Scan the data below for the string "compatible". Show every line where it turns up.

**Material**
## begin
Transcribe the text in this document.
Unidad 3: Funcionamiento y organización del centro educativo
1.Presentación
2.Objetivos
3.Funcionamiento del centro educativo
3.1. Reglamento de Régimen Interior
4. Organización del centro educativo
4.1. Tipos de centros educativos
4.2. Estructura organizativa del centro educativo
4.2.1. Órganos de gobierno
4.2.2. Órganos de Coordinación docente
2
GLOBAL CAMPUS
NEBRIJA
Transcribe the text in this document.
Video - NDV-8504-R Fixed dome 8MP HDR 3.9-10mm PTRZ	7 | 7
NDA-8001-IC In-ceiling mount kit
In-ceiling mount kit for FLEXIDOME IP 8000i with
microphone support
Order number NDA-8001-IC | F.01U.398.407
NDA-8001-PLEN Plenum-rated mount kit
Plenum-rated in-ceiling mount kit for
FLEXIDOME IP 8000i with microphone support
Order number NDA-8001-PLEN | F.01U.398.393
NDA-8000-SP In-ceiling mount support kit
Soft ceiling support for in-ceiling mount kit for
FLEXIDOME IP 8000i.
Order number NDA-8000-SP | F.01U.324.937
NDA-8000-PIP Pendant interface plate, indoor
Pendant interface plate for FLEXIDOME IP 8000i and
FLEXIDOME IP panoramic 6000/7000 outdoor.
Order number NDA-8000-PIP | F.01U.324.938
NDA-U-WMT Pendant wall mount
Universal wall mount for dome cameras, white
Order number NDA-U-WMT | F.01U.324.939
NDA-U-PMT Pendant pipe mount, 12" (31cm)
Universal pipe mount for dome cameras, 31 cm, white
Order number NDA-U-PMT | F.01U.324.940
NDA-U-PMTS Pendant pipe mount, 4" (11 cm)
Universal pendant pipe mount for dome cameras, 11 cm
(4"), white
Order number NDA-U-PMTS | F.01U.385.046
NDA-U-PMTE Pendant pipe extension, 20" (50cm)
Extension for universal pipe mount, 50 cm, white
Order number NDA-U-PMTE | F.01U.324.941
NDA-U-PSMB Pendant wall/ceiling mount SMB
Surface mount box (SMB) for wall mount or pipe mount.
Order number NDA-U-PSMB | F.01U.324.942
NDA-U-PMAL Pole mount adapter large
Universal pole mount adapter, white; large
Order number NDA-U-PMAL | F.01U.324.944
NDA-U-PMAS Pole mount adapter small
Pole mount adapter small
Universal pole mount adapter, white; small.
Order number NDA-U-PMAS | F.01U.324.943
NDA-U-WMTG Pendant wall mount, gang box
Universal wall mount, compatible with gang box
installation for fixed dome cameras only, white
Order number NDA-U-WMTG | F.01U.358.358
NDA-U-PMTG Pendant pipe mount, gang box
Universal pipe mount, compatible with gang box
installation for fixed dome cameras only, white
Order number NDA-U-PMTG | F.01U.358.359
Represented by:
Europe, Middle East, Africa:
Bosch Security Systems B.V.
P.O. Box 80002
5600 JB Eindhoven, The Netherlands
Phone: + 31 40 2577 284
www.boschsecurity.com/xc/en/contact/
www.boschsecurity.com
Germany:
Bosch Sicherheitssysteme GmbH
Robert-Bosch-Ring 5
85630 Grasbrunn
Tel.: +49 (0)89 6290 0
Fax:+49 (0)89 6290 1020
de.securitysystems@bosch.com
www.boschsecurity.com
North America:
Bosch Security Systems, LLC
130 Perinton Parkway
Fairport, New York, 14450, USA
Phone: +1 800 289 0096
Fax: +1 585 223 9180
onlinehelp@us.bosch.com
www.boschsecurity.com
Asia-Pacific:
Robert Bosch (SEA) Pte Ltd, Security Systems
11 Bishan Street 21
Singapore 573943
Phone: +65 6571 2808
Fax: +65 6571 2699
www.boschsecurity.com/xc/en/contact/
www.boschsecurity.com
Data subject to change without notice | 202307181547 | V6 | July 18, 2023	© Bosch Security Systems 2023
## end
**Answer to the task**
Universal wall mount, compatible with gang box
Universal pipe mount, compatible with gang box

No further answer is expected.